### Do this
Reproduce the closing part of the entries exactly: the line with "Give me a plain-text" and all lines after it, ending with the last line, and nothing else.

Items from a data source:

++++++++++

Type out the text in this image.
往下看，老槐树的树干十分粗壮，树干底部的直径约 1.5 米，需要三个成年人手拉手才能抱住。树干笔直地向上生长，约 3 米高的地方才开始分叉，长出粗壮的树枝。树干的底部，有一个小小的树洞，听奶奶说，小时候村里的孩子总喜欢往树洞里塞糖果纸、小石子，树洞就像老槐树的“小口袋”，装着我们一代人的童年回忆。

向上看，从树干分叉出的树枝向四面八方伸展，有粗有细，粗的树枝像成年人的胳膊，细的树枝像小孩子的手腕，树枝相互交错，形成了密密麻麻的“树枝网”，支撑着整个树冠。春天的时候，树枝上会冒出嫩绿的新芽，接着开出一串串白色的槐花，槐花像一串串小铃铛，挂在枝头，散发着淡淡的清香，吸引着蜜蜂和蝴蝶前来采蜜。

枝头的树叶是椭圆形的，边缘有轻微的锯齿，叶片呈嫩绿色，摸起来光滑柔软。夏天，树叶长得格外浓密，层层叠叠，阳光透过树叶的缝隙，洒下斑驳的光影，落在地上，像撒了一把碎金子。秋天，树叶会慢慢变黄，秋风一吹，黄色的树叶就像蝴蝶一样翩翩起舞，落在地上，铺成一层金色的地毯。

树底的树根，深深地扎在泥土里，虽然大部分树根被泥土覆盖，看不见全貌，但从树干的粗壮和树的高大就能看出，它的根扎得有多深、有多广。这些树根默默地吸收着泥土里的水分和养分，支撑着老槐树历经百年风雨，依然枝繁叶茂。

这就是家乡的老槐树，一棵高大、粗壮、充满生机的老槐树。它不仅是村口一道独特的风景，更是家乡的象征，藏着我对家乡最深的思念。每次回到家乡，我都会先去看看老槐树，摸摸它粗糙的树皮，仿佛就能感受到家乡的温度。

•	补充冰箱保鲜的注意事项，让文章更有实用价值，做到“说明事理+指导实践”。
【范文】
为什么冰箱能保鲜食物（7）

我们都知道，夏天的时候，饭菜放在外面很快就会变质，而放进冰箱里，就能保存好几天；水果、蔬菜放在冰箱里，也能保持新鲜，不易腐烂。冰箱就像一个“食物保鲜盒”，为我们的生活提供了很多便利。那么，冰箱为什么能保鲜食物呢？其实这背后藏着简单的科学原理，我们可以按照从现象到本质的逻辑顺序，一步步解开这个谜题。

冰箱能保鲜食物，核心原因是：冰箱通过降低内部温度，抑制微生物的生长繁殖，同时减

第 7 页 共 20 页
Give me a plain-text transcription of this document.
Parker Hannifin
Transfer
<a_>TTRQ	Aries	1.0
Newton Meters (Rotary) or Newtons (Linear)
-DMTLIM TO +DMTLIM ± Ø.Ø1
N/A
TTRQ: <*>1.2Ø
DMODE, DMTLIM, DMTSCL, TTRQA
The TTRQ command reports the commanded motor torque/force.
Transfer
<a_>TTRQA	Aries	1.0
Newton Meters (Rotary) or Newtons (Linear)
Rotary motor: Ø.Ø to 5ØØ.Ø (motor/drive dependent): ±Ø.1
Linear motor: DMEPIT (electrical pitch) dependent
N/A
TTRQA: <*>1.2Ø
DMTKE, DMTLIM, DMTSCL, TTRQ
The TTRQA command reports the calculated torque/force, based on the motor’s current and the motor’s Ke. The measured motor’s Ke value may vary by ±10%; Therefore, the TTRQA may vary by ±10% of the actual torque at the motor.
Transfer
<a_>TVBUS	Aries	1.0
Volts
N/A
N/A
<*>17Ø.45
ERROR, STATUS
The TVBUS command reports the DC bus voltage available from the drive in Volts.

++++++++++

### Problem solution
Give me a plain-text transcription of this document.
Parker Hannifin
Transfer
<a_>TTRQ	Aries	1.0
Newton Meters (Rotary) or Newtons (Linear)
-DMTLIM TO +DMTLIM ± Ø.Ø1
N/A
TTRQ: <*>1.2Ø
DMODE, DMTLIM, DMTSCL, TTRQA
The TTRQ command reports the commanded motor torque/force.
Transfer
<a_>TTRQA	Aries	1.0
Newton Meters (Rotary) or Newtons (Linear)
Rotary motor: Ø.Ø to 5ØØ.Ø (motor/drive dependent): ±Ø.1
Linear motor: DMEPIT (electrical pitch) dependent
N/A
TTRQA: <*>1.2Ø
DMTKE, DMTLIM, DMTSCL, TTRQ
The TTRQA command reports the calculated torque/force, based on the motor’s current and the motor’s Ke. The measured motor’s Ke value may vary by ±10%; Therefore, the TTRQA may vary by ±10% of the actual torque at the motor.
Transfer
<a_>TVBUS	Aries	1.0
Volts
N/A
N/A
<*>17Ø.45
ERROR, STATUS
The TVBUS command reports the DC bus voltage available from the drive in Volts.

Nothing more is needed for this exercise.